Recorded data:
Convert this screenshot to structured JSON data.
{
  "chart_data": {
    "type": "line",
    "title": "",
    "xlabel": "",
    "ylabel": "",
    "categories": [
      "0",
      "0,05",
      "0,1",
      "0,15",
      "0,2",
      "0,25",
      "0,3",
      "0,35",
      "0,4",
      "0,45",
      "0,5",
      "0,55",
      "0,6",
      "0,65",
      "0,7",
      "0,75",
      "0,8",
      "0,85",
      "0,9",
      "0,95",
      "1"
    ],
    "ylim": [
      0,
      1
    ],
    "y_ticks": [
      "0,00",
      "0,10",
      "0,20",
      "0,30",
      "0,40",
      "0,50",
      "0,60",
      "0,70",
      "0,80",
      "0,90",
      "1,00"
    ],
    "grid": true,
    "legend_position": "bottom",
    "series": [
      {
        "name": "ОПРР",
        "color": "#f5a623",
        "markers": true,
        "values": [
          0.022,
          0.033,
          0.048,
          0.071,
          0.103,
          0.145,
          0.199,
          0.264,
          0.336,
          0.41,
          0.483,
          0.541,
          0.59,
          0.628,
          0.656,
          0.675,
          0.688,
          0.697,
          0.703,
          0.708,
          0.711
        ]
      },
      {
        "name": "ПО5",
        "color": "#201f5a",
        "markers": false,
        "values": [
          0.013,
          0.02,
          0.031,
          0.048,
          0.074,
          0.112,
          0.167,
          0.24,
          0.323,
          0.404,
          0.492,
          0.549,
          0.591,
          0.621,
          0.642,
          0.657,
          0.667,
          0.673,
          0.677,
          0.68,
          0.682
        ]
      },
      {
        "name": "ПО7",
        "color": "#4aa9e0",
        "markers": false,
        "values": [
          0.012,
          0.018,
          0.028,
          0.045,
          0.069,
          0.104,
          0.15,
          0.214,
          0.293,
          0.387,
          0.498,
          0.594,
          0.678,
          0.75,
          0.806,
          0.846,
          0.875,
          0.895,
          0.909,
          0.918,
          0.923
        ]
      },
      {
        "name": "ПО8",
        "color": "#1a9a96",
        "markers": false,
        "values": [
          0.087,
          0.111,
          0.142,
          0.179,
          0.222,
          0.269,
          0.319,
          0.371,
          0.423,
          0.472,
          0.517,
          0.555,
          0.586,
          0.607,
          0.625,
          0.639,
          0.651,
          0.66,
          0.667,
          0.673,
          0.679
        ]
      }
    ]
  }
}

▶ _Goal_: Repeat all of the records above exactly as they appear.

▶ _Output of the task_:
Convert this screenshot to structured JSON data.
{
  "chart_data": {
    "type": "line",
    "title": "",
    "xlabel": "",
    "ylabel": "",
    "categories": [
      "0",
      "0,05",
      "0,1",
      "0,15",
      "0,2",
      "0,25",
      "0,3",
      "0,35",
      "0,4",
      "0,45",
      "0,5",
      "0,55",
      "0,6",
      "0,65",
      "0,7",
      "0,75",
      "0,8",
      "0,85",
      "0,9",
      "0,95",
      "1"
    ],
    "ylim": [
      0,
      1
    ],
    "y_ticks": [
      "0,00",
      "0,10",
      "0,20",
      "0,30",
      "0,40",
      "0,50",
      "0,60",
      "0,70",
      "0,80",
      "0,90",
      "1,00"
    ],
    "grid": true,
    "legend_position": "bottom",
    "series": [
      {
        "name": "ОПРР",
        "color": "#f5a623",
        "markers": true,
        "values": [
          0.022,
          0.033,
          0.048,
          0.071,
          0.103,
          0.145,
          0.199,
          0.264,
          0.336,
          0.41,
          0.483,
          0.541,
          0.59,
          0.628,
          0.656,
          0.675,
          0.688,
          0.697,
          0.703,
          0.708,
          0.711
        ]
      },
      {
        "name": "ПО5",
        "color": "#201f5a",
        "markers": false,
        "values": [
          0.013,
          0.02,
          0.031,
          0.048,
          0.074,
          0.112,
          0.167,
          0.24,
          0.323,
          0.404,
          0.492,
          0.549,
          0.591,
          0.621,
          0.642,
          0.657,
          0.667,
          0.673,
          0.677,
          0.68,
          0.682
        ]
      },
      {
        "name": "ПО7",
        "color": "#4aa9e0",
        "markers": false,
        "values": [
          0.012,
          0.018,
          0.028,
          0.045,
          0.069,
          0.104,
          0.15,
          0.214,
          0.293,
          0.387,
          0.498,
          0.594,
          0.678,
          0.75,
          0.806,
          0.846,
          0.875,
          0.895,
          0.909,
          0.918,
          0.923
        ]
      },
      {
        "name": "ПО8",
        "color": "#1a9a96",
        "markers": false,
        "values": [
          0.087,
          0.111,
          0.142,
          0.179,
          0.222,
          0.269,
          0.319,
          0.371,
          0.423,
          0.472,
          0.517,
          0.555,
          0.586,
          0.607,
          0.625,
          0.639,
          0.651,
          0.66,
          0.667,
          0.673,
          0.679
        ]
      }
    ]
  }
}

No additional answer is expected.